[Figure data in JSON]
▬▬▬▬▬▬

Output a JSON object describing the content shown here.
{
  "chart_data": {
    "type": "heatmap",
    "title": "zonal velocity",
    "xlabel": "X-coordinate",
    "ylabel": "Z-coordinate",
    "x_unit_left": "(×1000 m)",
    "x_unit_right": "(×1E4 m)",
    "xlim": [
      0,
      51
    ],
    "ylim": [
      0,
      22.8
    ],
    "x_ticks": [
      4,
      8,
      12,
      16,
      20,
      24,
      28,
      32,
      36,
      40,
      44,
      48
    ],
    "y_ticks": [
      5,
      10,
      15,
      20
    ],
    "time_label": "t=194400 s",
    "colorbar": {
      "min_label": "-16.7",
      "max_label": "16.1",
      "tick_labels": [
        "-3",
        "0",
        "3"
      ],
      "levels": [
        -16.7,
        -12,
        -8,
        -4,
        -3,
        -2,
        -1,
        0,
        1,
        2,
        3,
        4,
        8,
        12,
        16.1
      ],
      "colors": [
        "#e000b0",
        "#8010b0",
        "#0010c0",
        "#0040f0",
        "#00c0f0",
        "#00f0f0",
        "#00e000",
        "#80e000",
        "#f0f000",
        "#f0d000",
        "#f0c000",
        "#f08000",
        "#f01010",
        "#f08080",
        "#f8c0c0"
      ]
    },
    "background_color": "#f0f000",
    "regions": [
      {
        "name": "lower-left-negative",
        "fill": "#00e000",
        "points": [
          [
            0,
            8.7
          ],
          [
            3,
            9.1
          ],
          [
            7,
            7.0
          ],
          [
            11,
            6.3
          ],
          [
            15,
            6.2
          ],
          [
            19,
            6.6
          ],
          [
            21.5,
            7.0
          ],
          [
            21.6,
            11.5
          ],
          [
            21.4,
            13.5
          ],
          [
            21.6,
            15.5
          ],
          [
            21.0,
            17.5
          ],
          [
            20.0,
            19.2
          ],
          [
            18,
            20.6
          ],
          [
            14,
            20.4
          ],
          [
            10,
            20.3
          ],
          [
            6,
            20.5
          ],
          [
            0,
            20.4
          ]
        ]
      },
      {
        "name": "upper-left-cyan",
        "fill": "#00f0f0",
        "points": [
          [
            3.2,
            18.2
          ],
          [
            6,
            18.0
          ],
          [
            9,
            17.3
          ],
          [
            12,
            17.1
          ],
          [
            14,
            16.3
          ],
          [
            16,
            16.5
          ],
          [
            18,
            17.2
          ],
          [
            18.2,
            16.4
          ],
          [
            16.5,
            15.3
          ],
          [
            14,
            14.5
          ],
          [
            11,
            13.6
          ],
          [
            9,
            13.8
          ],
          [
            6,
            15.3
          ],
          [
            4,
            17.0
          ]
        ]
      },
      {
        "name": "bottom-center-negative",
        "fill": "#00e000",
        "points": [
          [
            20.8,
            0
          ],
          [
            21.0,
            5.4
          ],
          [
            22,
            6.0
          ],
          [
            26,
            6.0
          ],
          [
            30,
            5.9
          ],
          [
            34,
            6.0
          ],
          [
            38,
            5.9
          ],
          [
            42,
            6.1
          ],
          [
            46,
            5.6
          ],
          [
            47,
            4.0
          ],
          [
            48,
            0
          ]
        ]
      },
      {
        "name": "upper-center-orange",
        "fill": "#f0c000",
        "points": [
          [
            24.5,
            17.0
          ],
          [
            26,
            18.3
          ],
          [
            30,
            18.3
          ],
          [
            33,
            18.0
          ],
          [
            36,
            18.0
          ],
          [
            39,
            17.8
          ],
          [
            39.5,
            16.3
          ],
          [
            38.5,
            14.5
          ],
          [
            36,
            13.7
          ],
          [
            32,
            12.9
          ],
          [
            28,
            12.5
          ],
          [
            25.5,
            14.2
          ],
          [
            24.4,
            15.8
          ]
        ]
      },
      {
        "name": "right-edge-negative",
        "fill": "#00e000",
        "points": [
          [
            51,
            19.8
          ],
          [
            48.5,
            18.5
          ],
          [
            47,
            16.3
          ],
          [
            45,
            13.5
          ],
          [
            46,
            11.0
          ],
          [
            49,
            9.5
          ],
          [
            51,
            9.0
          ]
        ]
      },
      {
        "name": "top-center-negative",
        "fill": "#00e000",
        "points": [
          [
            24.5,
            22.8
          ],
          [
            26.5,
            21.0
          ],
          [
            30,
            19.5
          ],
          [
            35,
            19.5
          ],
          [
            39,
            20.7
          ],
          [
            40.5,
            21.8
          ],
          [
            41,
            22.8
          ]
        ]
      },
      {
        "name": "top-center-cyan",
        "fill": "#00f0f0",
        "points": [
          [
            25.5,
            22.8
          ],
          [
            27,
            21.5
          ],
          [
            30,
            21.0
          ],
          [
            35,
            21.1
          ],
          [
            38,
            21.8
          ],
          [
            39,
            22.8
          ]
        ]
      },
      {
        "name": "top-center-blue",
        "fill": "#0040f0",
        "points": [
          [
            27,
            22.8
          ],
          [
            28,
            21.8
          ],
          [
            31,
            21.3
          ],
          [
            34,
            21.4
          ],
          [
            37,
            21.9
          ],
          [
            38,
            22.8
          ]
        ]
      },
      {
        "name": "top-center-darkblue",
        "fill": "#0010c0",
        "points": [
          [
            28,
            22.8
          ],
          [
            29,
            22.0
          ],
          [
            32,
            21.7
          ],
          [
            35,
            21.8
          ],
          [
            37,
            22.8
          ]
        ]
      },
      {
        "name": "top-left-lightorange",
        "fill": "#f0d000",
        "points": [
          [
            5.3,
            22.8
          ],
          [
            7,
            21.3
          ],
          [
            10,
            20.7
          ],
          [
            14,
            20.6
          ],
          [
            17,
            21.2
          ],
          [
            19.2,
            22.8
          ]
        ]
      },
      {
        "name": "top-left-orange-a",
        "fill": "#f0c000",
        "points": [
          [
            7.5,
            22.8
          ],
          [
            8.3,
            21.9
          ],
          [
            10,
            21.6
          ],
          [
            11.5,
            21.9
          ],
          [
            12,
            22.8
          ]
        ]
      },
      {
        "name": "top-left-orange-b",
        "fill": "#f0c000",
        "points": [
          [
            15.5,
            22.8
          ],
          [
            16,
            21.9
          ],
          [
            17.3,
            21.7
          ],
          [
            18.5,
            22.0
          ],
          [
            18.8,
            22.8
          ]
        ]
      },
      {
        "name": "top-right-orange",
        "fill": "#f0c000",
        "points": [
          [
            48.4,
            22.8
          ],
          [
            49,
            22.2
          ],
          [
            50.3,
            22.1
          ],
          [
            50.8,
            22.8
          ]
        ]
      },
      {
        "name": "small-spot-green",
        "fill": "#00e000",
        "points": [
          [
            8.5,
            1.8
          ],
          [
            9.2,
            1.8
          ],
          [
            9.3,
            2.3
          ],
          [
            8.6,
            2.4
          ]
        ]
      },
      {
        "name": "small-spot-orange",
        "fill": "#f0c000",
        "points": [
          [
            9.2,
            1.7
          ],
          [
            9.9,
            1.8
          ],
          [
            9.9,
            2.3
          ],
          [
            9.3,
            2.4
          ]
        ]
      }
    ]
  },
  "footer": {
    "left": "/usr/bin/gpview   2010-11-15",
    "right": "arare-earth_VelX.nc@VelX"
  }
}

▬▬▬▬▬▬

== Your objective ==
Go through the records above and set each one down exactly, please.

== Reply to the exercise ==
Output a JSON object describing the content shown here.
{
  "chart_data": {
    "type": "heatmap",
    "title": "zonal velocity",
    "xlabel": "X-coordinate",
    "ylabel": "Z-coordinate",
    "x_unit_left": "(×1000 m)",
    "x_unit_right": "(×1E4 m)",
    "xlim": [
      0,
      51
    ],
    "ylim": [
      0,
      22.8
    ],
    "x_ticks": [
      4,
      8,
      12,
      16,
      20,
      24,
      28,
      32,
      36,
      40,
      44,
      48
    ],
    "y_ticks": [
      5,
      10,
      15,
      20
    ],
    "time_label": "t=194400 s",
    "colorbar": {
      "min_label": "-16.7",
      "max_label": "16.1",
      "tick_labels": [
        "-3",
        "0",
        "3"
      ],
      "levels": [
        -16.7,
        -12,
        -8,
        -4,
        -3,
        -2,
        -1,
        0,
        1,
        2,
        3,
        4,
        8,
        12,
        16.1
      ],
      "colors": [
        "#e000b0",
        "#8010b0",
        "#0010c0",
        "#0040f0",
        "#00c0f0",
        "#00f0f0",
        "#00e000",
        "#80e000",
        "#f0f000",
        "#f0d000",
        "#f0c000",
        "#f08000",
        "#f01010",
        "#f08080",
        "#f8c0c0"
      ]
    },
    "background_color": "#f0f000",
    "regions": [
      {
        "name": "lower-left-negative",
        "fill": "#00e000",
        "points": [
          [
            0,
            8.7
          ],
          [
            3,
            9.1
          ],
          [
            7,
            7.0
          ],
          [
            11,
            6.3
          ],
          [
            15,
            6.2
          ],
          [
            19,
            6.6
          ],
          [
            21.5,
            7.0
          ],
          [
            21.6,
            11.5
          ],
          [
            21.4,
            13.5
          ],
          [
            21.6,
            15.5
          ],
          [
            21.0,
            17.5
          ],
          [
            20.0,
            19.2
          ],
          [
            18,
            20.6
          ],
          [
            14,
            20.4
          ],
          [
            10,
            20.3
          ],
          [
            6,
            20.5
          ],
          [
            0,
            20.4
          ]
        ]
      },
      {
        "name": "upper-left-cyan",
        "fill": "#00f0f0",
        "points": [
          [
            3.2,
            18.2
          ],
          [
            6,
            18.0
          ],
          [
            9,
            17.3
          ],
          [
            12,
            17.1
          ],
          [
            14,
            16.3
          ],
          [
            16,
            16.5
          ],
          [
            18,
            17.2
          ],
          [
            18.2,
            16.4
          ],
          [
            16.5,
            15.3
          ],
          [
            14,
            14.5
          ],
          [
            11,
            13.6
          ],
          [
            9,
            13.8
          ],
          [
            6,
            15.3
          ],
          [
            4,
            17.0
          ]
        ]
      },
      {
        "name": "bottom-center-negative",
        "fill": "#00e000",
        "points": [
          [
            20.8,
            0
          ],
          [
            21.0,
            5.4
          ],
          [
            22,
            6.0
          ],
          [
            26,
            6.0
          ],
          [
            30,
            5.9
          ],
          [
            34,
            6.0
          ],
          [
            38,
            5.9
          ],
          [
            42,
            6.1
          ],
          [
            46,
            5.6
          ],
          [
            47,
            4.0
          ],
          [
            48,
            0
          ]
        ]
      },
      {
        "name": "upper-center-orange",
        "fill": "#f0c000",
        "points": [
          [
            24.5,
            17.0
          ],
          [
            26,
            18.3
          ],
          [
            30,
            18.3
          ],
          [
            33,
            18.0
          ],
          [
            36,
            18.0
          ],
          [
            39,
            17.8
          ],
          [
            39.5,
            16.3
          ],
          [
            38.5,
            14.5
          ],
          [
            36,
            13.7
          ],
          [
            32,
            12.9
          ],
          [
            28,
            12.5
          ],
          [
            25.5,
            14.2
          ],
          [
            24.4,
            15.8
          ]
        ]
      },
      {
        "name": "right-edge-negative",
        "fill": "#00e000",
        "points": [
          [
            51,
            19.8
          ],
          [
            48.5,
            18.5
          ],
          [
            47,
            16.3
          ],
          [
            45,
            13.5
          ],
          [
            46,
            11.0
          ],
          [
            49,
            9.5
          ],
          [
            51,
            9.0
          ]
        ]
      },
      {
        "name": "top-center-negative",
        "fill": "#00e000",
        "points": [
          [
            24.5,
            22.8
          ],
          [
            26.5,
            21.0
          ],
          [
            30,
            19.5
          ],
          [
            35,
            19.5
          ],
          [
            39,
            20.7
          ],
          [
            40.5,
            21.8
          ],
          [
            41,
            22.8
          ]
        ]
      },
      {
        "name": "top-center-cyan",
        "fill": "#00f0f0",
        "points": [
          [
            25.5,
            22.8
          ],
          [
            27,
            21.5
          ],
          [
            30,
            21.0
          ],
          [
            35,
            21.1
          ],
          [
            38,
            21.8
          ],
          [
            39,
            22.8
          ]
        ]
      },
      {
        "name": "top-center-blue",
        "fill": "#0040f0",
        "points": [
          [
            27,
            22.8
          ],
          [
            28,
            21.8
          ],
          [
            31,
            21.3
          ],
          [
            34,
            21.4
          ],
          [
            37,
            21.9
          ],
          [
            38,
            22.8
          ]
        ]
      },
      {
        "name": "top-center-darkblue",
        "fill": "#0010c0",
        "points": [
          [
            28,
            22.8
          ],
          [
            29,
            22.0
          ],
          [
            32,
            21.7
          ],
          [
            35,
            21.8
          ],
          [
            37,
            22.8
          ]
        ]
      },
      {
        "name": "top-left-lightorange",
        "fill": "#f0d000",
        "points": [
          [
            5.3,
            22.8
          ],
          [
            7,
            21.3
          ],
          [
            10,
            20.7
          ],
          [
            14,
            20.6
          ],
          [
            17,
            21.2
          ],
          [
            19.2,
            22.8
          ]
        ]
      },
      {
        "name": "top-left-orange-a",
        "fill": "#f0c000",
        "points": [
          [
            7.5,
            22.8
          ],
          [
            8.3,
            21.9
          ],
          [
            10,
            21.6
          ],
          [
            11.5,
            21.9
          ],
          [
            12,
            22.8
          ]
        ]
      },
      {
        "name": "top-left-orange-b",
        "fill": "#f0c000",
        "points": [
          [
            15.5,
            22.8
          ],
          [
            16,
            21.9
          ],
          [
            17.3,
            21.7
          ],
          [
            18.5,
            22.0
          ],
          [
            18.8,
            22.8
          ]
        ]
      },
      {
        "name": "top-right-orange",
        "fill": "#f0c000",
        "points": [
          [
            48.4,
            22.8
          ],
          [
            49,
            22.2
          ],
          [
            50.3,
            22.1
          ],
          [
            50.8,
            22.8
          ]
        ]
      },
      {
        "name": "small-spot-green",
        "fill": "#00e000",
        "points": [
          [
            8.5,
            1.8
          ],
          [
            9.2,
            1.8
          ],
          [
            9.3,
            2.3
          ],
          [
            8.6,
            2.4
          ]
        ]
      },
      {
        "name": "small-spot-orange",
        "fill": "#f0c000",
        "points": [
          [
            9.2,
            1.7
          ],
          [
            9.9,
            1.8
          ],
          [
            9.9,
            2.3
          ],
          [
            9.3,
            2.4
          ]
        ]
      }
    ]
  },
  "footer": {
    "left": "/usr/bin/gpview   2010-11-15",
    "right": "arare-earth_VelX.nc@VelX"
  }
}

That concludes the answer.